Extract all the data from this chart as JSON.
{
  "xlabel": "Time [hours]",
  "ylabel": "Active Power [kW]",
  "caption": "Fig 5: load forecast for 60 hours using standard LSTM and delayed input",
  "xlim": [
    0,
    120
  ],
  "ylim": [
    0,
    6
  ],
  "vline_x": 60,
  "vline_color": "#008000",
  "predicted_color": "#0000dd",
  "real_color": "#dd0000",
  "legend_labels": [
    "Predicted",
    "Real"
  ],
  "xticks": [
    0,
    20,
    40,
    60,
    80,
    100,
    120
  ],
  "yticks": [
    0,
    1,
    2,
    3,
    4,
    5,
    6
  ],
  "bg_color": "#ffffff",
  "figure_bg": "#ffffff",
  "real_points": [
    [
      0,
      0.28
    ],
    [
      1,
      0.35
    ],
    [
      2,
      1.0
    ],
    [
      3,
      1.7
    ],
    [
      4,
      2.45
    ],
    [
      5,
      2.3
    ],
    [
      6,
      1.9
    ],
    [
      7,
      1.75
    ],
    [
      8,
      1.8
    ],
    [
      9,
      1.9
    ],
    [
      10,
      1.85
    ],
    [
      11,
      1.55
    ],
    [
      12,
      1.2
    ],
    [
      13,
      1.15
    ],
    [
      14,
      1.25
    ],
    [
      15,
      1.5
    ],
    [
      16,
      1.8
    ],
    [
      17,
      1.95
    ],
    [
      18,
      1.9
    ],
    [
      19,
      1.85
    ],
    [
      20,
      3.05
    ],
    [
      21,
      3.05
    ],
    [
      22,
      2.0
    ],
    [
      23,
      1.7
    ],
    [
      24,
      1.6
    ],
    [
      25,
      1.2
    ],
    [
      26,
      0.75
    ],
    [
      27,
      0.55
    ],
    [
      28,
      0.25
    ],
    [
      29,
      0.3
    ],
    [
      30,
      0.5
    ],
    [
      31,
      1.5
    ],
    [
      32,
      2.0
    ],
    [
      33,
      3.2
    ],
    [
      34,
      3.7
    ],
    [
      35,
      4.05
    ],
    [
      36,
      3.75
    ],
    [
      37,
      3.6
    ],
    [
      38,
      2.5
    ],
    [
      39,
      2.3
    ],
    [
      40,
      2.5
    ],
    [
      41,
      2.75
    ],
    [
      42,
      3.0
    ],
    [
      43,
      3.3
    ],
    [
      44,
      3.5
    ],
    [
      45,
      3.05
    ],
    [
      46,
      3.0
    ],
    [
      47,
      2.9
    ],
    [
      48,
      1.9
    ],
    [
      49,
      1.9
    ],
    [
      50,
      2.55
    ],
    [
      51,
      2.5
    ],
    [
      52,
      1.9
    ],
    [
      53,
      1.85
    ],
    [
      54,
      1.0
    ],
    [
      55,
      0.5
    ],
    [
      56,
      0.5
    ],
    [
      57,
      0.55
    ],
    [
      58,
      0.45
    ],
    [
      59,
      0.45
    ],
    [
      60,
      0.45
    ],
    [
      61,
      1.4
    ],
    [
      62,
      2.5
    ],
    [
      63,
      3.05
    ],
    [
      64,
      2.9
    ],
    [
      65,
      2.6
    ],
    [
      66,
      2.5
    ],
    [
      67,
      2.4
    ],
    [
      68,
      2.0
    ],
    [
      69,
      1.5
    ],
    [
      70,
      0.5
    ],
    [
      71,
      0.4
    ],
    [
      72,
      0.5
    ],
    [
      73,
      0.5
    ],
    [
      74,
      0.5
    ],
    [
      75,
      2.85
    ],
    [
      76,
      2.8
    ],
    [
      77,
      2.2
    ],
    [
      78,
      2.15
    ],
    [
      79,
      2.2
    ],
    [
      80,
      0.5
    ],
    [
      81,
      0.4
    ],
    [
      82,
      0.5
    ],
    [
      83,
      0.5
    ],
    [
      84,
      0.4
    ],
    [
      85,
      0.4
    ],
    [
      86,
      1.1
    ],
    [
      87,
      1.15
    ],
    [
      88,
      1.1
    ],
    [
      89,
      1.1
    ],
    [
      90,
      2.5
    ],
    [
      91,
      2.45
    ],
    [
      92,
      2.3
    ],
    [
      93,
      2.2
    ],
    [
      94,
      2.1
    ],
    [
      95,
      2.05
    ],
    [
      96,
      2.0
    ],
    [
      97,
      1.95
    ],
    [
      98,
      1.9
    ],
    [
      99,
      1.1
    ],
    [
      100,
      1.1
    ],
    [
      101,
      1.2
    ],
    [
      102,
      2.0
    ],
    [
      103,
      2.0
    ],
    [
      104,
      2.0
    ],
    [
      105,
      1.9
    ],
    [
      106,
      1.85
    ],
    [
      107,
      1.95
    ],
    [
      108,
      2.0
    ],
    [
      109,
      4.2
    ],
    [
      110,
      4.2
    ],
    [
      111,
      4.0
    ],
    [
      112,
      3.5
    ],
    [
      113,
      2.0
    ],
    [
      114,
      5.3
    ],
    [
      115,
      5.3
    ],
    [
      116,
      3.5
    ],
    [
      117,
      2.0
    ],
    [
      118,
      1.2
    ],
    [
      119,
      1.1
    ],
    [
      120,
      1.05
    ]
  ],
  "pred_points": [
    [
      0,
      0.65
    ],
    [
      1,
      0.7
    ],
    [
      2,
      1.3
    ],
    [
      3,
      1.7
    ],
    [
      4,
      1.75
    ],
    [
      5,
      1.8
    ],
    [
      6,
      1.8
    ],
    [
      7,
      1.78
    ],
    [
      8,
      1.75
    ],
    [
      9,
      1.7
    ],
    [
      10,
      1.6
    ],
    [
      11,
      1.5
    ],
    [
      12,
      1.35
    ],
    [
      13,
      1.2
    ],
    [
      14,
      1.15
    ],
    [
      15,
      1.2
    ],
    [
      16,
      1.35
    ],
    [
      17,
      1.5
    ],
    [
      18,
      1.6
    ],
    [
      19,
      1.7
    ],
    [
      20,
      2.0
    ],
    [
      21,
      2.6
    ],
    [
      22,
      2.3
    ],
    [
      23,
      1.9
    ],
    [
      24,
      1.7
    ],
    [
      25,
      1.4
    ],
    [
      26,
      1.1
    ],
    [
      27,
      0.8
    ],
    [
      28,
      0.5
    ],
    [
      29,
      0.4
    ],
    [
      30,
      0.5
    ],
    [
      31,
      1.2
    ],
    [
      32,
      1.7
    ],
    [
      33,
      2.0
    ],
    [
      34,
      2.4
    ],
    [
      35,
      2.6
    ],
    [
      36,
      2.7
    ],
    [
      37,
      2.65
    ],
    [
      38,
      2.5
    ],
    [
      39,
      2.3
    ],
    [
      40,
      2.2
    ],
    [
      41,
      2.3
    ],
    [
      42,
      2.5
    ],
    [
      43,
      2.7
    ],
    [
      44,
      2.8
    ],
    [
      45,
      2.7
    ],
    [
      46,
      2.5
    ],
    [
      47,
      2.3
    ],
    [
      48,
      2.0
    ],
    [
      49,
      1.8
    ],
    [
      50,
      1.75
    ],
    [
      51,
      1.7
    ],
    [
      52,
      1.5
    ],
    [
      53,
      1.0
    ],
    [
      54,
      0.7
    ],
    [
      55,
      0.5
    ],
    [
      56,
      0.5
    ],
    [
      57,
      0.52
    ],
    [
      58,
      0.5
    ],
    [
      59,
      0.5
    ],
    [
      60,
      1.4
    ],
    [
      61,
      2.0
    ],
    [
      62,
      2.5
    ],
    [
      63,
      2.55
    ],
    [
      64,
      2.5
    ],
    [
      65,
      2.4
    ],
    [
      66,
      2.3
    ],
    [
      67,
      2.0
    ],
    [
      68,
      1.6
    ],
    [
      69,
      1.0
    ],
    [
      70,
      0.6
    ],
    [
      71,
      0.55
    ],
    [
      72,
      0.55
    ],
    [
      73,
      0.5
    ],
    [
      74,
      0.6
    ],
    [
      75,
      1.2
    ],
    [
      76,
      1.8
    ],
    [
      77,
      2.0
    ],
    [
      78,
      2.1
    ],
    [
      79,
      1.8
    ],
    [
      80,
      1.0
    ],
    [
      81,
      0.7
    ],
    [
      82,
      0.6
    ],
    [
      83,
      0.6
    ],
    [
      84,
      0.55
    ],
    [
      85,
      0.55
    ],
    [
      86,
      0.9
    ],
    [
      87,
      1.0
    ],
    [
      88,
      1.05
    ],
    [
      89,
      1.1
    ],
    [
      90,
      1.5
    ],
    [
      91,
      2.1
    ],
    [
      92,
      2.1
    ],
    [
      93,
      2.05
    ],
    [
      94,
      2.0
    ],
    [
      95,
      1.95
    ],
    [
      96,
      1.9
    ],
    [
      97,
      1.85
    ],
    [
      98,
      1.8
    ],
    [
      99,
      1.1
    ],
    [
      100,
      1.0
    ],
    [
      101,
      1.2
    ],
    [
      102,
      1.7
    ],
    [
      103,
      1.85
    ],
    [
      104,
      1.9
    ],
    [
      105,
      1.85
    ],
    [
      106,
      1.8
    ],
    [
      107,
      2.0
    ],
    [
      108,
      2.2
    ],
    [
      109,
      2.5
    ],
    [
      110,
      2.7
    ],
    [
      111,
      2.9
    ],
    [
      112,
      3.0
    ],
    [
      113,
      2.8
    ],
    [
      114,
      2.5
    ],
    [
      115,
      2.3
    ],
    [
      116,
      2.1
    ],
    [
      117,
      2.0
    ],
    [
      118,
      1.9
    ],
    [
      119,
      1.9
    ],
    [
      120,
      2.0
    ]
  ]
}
****************
EXERCISE OBJECTIVE:
List all lines in the material containing the string "hours".

REPLY:
  "xlabel": "Time [hours]",
  "caption": "Fig 5: load forecast for 60 hours using standard LSTM and delayed input",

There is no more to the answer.